* **STORED RECORDS**:
*****
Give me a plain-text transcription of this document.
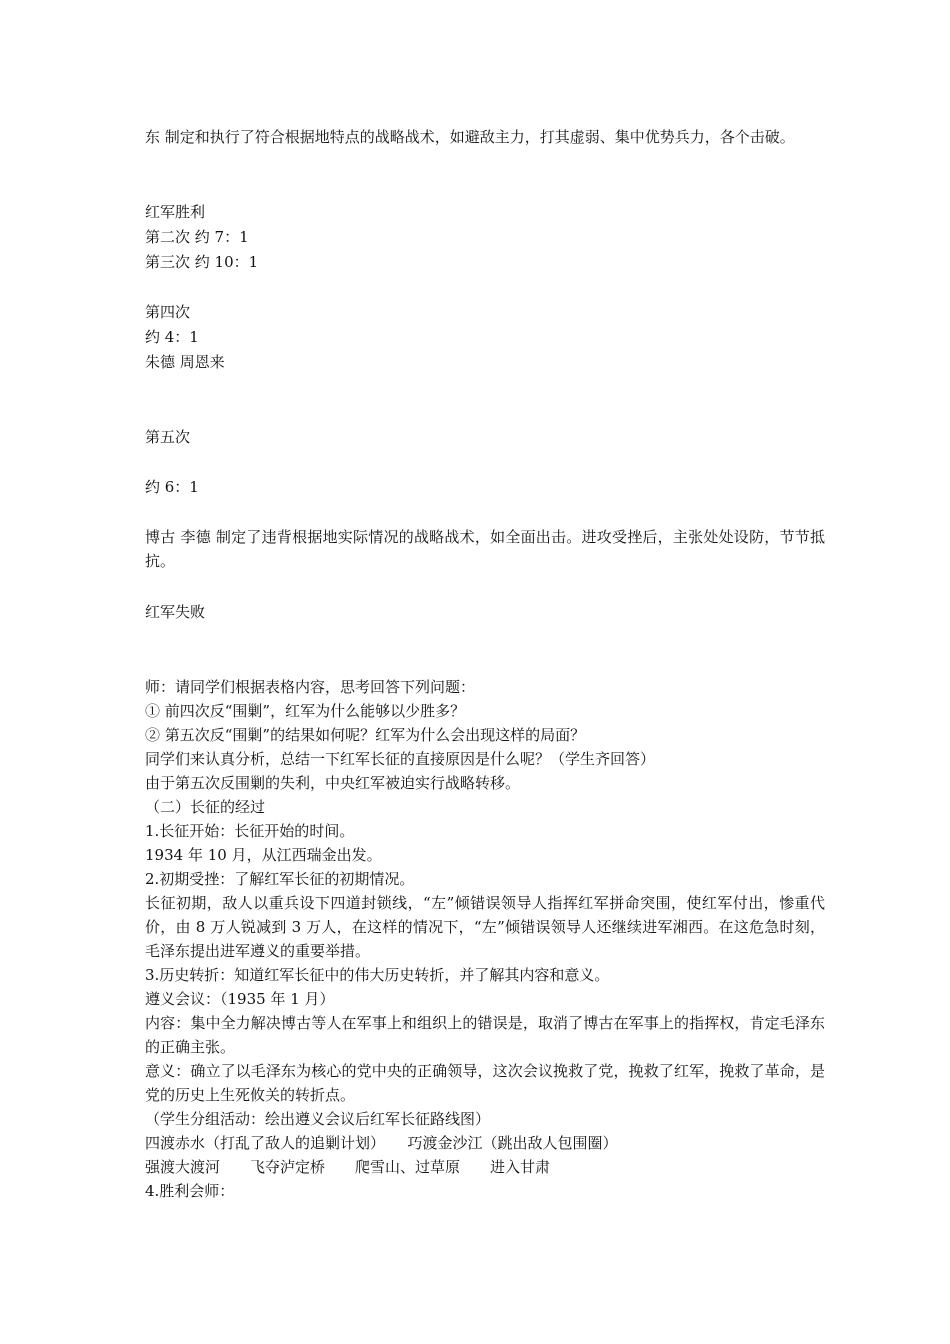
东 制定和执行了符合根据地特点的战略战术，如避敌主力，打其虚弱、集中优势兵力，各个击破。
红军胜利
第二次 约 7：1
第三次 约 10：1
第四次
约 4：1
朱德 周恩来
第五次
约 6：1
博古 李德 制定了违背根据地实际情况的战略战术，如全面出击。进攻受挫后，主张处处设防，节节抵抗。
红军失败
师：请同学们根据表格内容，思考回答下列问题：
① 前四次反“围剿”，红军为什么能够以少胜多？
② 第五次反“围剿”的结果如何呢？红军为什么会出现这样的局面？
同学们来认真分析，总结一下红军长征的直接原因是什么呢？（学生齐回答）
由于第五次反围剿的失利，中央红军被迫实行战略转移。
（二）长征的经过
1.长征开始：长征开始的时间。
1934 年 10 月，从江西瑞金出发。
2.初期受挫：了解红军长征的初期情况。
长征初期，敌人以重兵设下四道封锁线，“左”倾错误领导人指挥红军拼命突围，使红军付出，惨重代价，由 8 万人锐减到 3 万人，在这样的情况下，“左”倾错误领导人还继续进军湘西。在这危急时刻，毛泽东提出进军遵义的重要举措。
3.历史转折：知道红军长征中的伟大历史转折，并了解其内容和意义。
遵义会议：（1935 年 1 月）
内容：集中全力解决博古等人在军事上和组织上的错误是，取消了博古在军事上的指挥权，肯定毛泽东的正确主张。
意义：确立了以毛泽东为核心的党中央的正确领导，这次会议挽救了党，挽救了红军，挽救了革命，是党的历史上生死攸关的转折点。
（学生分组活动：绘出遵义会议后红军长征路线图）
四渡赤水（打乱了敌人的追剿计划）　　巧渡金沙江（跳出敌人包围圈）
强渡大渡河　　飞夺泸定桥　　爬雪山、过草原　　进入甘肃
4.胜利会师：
*****
* **SET TASK**:
None of the pictures should appear; repeat the records exactly otherwise.

* **ANSWER TO THE EXERCISE**:
Give me a plain-text transcription of this document.
东 制定和执行了符合根据地特点的战略战术，如避敌主力，打其虚弱、集中优势兵力，各个击破。
红军胜利
第二次 约 7：1
第三次 约 10：1
第四次
约 4：1
朱德 周恩来
第五次
约 6：1
博古 李德 制定了违背根据地实际情况的战略战术，如全面出击。进攻受挫后，主张处处设防，节节抵抗。
红军失败
师：请同学们根据表格内容，思考回答下列问题：
① 前四次反“围剿”，红军为什么能够以少胜多？
② 第五次反“围剿”的结果如何呢？红军为什么会出现这样的局面？
同学们来认真分析，总结一下红军长征的直接原因是什么呢？（学生齐回答）
由于第五次反围剿的失利，中央红军被迫实行战略转移。
（二）长征的经过
1.长征开始：长征开始的时间。
1934 年 10 月，从江西瑞金出发。
2.初期受挫：了解红军长征的初期情况。
长征初期，敌人以重兵设下四道封锁线，“左”倾错误领导人指挥红军拼命突围，使红军付出，惨重代价，由 8 万人锐减到 3 万人，在这样的情况下，“左”倾错误领导人还继续进军湘西。在这危急时刻，毛泽东提出进军遵义的重要举措。
3.历史转折：知道红军长征中的伟大历史转折，并了解其内容和意义。
遵义会议：（1935 年 1 月）
内容：集中全力解决博古等人在军事上和组织上的错误是，取消了博古在军事上的指挥权，肯定毛泽东的正确主张。
意义：确立了以毛泽东为核心的党中央的正确领导，这次会议挽救了党，挽救了红军，挽救了革命，是党的历史上生死攸关的转折点。
（学生分组活动：绘出遵义会议后红军长征路线图）
四渡赤水（打乱了敌人的追剿计划）　　巧渡金沙江（跳出敌人包围圈）
强渡大渡河　　飞夺泸定桥　　爬雪山、过草原　　进入甘肃
4.胜利会师：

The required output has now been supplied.